**RECORDS SHOWN**

--------------------

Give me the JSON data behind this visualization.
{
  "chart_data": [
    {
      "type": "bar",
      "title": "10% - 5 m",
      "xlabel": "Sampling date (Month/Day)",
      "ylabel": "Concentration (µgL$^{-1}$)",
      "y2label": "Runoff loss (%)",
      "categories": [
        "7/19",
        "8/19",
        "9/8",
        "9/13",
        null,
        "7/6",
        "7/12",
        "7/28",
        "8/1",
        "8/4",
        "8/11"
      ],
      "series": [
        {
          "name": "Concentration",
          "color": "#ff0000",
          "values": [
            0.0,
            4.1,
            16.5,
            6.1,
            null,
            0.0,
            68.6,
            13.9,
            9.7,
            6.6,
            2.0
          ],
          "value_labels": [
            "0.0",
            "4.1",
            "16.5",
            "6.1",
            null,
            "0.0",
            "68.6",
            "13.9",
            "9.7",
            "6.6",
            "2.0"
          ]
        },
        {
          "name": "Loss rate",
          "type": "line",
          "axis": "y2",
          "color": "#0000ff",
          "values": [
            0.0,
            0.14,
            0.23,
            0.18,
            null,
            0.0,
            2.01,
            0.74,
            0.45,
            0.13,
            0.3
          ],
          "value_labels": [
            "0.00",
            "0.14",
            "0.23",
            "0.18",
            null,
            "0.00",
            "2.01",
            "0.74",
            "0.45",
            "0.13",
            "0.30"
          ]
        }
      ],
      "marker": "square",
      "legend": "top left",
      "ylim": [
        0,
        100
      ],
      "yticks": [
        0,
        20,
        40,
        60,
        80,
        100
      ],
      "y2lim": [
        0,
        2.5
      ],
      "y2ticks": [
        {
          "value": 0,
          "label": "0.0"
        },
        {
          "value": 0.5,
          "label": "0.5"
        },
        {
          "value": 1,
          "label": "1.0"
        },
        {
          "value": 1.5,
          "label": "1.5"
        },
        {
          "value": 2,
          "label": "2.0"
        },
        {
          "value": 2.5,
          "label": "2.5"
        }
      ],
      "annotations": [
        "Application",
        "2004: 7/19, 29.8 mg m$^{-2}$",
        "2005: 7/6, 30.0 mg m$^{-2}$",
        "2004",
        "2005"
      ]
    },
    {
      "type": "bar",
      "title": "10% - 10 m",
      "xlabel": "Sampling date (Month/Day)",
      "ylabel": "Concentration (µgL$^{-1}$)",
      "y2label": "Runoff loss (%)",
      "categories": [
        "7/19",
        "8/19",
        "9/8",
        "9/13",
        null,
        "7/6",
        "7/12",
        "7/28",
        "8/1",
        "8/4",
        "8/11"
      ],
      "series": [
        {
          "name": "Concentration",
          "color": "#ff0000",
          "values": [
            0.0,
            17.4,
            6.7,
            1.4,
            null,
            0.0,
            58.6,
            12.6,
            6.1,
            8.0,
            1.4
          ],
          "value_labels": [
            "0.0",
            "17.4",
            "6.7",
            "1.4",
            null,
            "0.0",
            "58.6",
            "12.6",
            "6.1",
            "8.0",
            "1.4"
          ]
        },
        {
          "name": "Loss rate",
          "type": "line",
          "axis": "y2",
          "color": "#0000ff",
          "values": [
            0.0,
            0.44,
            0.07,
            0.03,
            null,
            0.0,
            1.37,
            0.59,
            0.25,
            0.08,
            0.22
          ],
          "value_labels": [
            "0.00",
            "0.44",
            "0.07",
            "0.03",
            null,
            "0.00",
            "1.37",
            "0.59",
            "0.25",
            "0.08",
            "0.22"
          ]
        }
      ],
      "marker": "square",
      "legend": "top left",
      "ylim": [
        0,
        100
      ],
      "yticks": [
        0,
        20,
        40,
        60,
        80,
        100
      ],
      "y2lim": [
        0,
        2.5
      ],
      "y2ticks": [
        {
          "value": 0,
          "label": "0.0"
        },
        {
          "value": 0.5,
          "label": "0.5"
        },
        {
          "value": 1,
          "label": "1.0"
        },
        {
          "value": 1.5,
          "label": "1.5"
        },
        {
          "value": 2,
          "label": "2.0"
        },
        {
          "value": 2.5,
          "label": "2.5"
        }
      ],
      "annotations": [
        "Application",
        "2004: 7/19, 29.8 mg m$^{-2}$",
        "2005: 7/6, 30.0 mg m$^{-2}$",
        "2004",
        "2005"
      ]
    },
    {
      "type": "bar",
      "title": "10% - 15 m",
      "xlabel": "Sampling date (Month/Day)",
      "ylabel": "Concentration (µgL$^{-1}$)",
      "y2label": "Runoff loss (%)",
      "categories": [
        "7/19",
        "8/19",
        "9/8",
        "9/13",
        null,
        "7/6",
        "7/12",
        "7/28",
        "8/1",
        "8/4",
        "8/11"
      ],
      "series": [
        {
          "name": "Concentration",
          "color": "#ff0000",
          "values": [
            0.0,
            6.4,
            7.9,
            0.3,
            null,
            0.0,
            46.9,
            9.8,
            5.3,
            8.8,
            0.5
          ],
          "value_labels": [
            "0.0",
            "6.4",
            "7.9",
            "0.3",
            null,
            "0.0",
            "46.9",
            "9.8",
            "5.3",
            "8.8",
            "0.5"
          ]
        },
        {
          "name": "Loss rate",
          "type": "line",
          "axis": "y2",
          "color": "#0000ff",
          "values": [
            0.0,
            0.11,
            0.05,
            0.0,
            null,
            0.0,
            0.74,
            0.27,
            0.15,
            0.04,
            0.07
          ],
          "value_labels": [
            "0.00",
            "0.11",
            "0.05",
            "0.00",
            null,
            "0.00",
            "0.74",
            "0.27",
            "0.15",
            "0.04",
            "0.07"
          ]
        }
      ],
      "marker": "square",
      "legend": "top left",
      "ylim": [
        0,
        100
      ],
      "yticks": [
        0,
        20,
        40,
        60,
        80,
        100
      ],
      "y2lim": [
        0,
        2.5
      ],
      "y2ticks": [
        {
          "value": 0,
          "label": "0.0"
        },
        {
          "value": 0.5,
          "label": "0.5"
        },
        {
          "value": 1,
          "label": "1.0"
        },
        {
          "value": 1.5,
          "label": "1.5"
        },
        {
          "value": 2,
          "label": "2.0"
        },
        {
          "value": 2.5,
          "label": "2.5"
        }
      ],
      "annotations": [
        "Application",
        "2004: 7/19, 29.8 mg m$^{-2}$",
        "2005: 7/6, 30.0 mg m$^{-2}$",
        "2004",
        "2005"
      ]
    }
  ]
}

--------------------

**EXERCISE INSTRUCTIONS**
Using the listing above, retype each line exactly.

**WRITTEN ANSWER**
Give me the JSON data behind this visualization.
{
  "chart_data": [
    {
      "type": "bar",
      "title": "10% - 5 m",
      "xlabel": "Sampling date (Month/Day)",
      "ylabel": "Concentration (µgL$^{-1}$)",
      "y2label": "Runoff loss (%)",
      "categories": [
        "7/19",
        "8/19",
        "9/8",
        "9/13",
        null,
        "7/6",
        "7/12",
        "7/28",
        "8/1",
        "8/4",
        "8/11"
      ],
      "series": [
        {
          "name": "Concentration",
          "color": "#ff0000",
          "values": [
            0.0,
            4.1,
            16.5,
            6.1,
            null,
            0.0,
            68.6,
            13.9,
            9.7,
            6.6,
            2.0
          ],
          "value_labels": [
            "0.0",
            "4.1",
            "16.5",
            "6.1",
            null,
            "0.0",
            "68.6",
            "13.9",
            "9.7",
            "6.6",
            "2.0"
          ]
        },
        {
          "name": "Loss rate",
          "type": "line",
          "axis": "y2",
          "color": "#0000ff",
          "values": [
            0.0,
            0.14,
            0.23,
            0.18,
            null,
            0.0,
            2.01,
            0.74,
            0.45,
            0.13,
            0.3
          ],
          "value_labels": [
            "0.00",
            "0.14",
            "0.23",
            "0.18",
            null,
            "0.00",
            "2.01",
            "0.74",
            "0.45",
            "0.13",
            "0.30"
          ]
        }
      ],
      "marker": "square",
      "legend": "top left",
      "ylim": [
        0,
        100
      ],
      "yticks": [
        0,
        20,
        40,
        60,
        80,
        100
      ],
      "y2lim": [
        0,
        2.5
      ],
      "y2ticks": [
        {
          "value": 0,
          "label": "0.0"
        },
        {
          "value": 0.5,
          "label": "0.5"
        },
        {
          "value": 1,
          "label": "1.0"
        },
        {
          "value": 1.5,
          "label": "1.5"
        },
        {
          "value": 2,
          "label": "2.0"
        },
        {
          "value": 2.5,
          "label": "2.5"
        }
      ],
      "annotations": [
        "Application",
        "2004: 7/19, 29.8 mg m$^{-2}$",
        "2005: 7/6, 30.0 mg m$^{-2}$",
        "2004",
        "2005"
      ]
    },
    {
      "type": "bar",
      "title": "10% - 10 m",
      "xlabel": "Sampling date (Month/Day)",
      "ylabel": "Concentration (µgL$^{-1}$)",
      "y2label": "Runoff loss (%)",
      "categories": [
        "7/19",
        "8/19",
        "9/8",
        "9/13",
        null,
        "7/6",
        "7/12",
        "7/28",
        "8/1",
        "8/4",
        "8/11"
      ],
      "series": [
        {
          "name": "Concentration",
          "color": "#ff0000",
          "values": [
            0.0,
            17.4,
            6.7,
            1.4,
            null,
            0.0,
            58.6,
            12.6,
            6.1,
            8.0,
            1.4
          ],
          "value_labels": [
            "0.0",
            "17.4",
            "6.7",
            "1.4",
            null,
            "0.0",
            "58.6",
            "12.6",
            "6.1",
            "8.0",
            "1.4"
          ]
        },
        {
          "name": "Loss rate",
          "type": "line",
          "axis": "y2",
          "color": "#0000ff",
          "values": [
            0.0,
            0.44,
            0.07,
            0.03,
            null,
            0.0,
            1.37,
            0.59,
            0.25,
            0.08,
            0.22
          ],
          "value_labels": [
            "0.00",
            "0.44",
            "0.07",
            "0.03",
            null,
            "0.00",
            "1.37",
            "0.59",
            "0.25",
            "0.08",
            "0.22"
          ]
        }
      ],
      "marker": "square",
      "legend": "top left",
      "ylim": [
        0,
        100
      ],
      "yticks": [
        0,
        20,
        40,
        60,
        80,
        100
      ],
      "y2lim": [
        0,
        2.5
      ],
      "y2ticks": [
        {
          "value": 0,
          "label": "0.0"
        },
        {
          "value": 0.5,
          "label": "0.5"
        },
        {
          "value": 1,
          "label": "1.0"
        },
        {
          "value": 1.5,
          "label": "1.5"
        },
        {
          "value": 2,
          "label": "2.0"
        },
        {
          "value": 2.5,
          "label": "2.5"
        }
      ],
      "annotations": [
        "Application",
        "2004: 7/19, 29.8 mg m$^{-2}$",
        "2005: 7/6, 30.0 mg m$^{-2}$",
        "2004",
        "2005"
      ]
    },
    {
      "type": "bar",
      "title": "10% - 15 m",
      "xlabel": "Sampling date (Month/Day)",
      "ylabel": "Concentration (µgL$^{-1}$)",
      "y2label": "Runoff loss (%)",
      "categories": [
        "7/19",
        "8/19",
        "9/8",
        "9/13",
        null,
        "7/6",
        "7/12",
        "7/28",
        "8/1",
        "8/4",
        "8/11"
      ],
      "series": [
        {
          "name": "Concentration",
          "color": "#ff0000",
          "values": [
            0.0,
            6.4,
            7.9,
            0.3,
            null,
            0.0,
            46.9,
            9.8,
            5.3,
            8.8,
            0.5
          ],
          "value_labels": [
            "0.0",
            "6.4",
            "7.9",
            "0.3",
            null,
            "0.0",
            "46.9",
            "9.8",
            "5.3",
            "8.8",
            "0.5"
          ]
        },
        {
          "name": "Loss rate",
          "type": "line",
          "axis": "y2",
          "color": "#0000ff",
          "values": [
            0.0,
            0.11,
            0.05,
            0.0,
            null,
            0.0,
            0.74,
            0.27,
            0.15,
            0.04,
            0.07
          ],
          "value_labels": [
            "0.00",
            "0.11",
            "0.05",
            "0.00",
            null,
            "0.00",
            "0.74",
            "0.27",
            "0.15",
            "0.04",
            "0.07"
          ]
        }
      ],
      "marker": "square",
      "legend": "top left",
      "ylim": [
        0,
        100
      ],
      "yticks": [
        0,
        20,
        40,
        60,
        80,
        100
      ],
      "y2lim": [
        0,
        2.5
      ],
      "y2ticks": [
        {
          "value": 0,
          "label": "0.0"
        },
        {
          "value": 0.5,
          "label": "0.5"
        },
        {
          "value": 1,
          "label": "1.0"
        },
        {
          "value": 1.5,
          "label": "1.5"
        },
        {
          "value": 2,
          "label": "2.0"
        },
        {
          "value": 2.5,
          "label": "2.5"
        }
      ],
      "annotations": [
        "Application",
        "2004: 7/19, 29.8 mg m$^{-2}$",
        "2005: 7/6, 30.0 mg m$^{-2}$",
        "2004",
        "2005"
      ]
    }
  ]
}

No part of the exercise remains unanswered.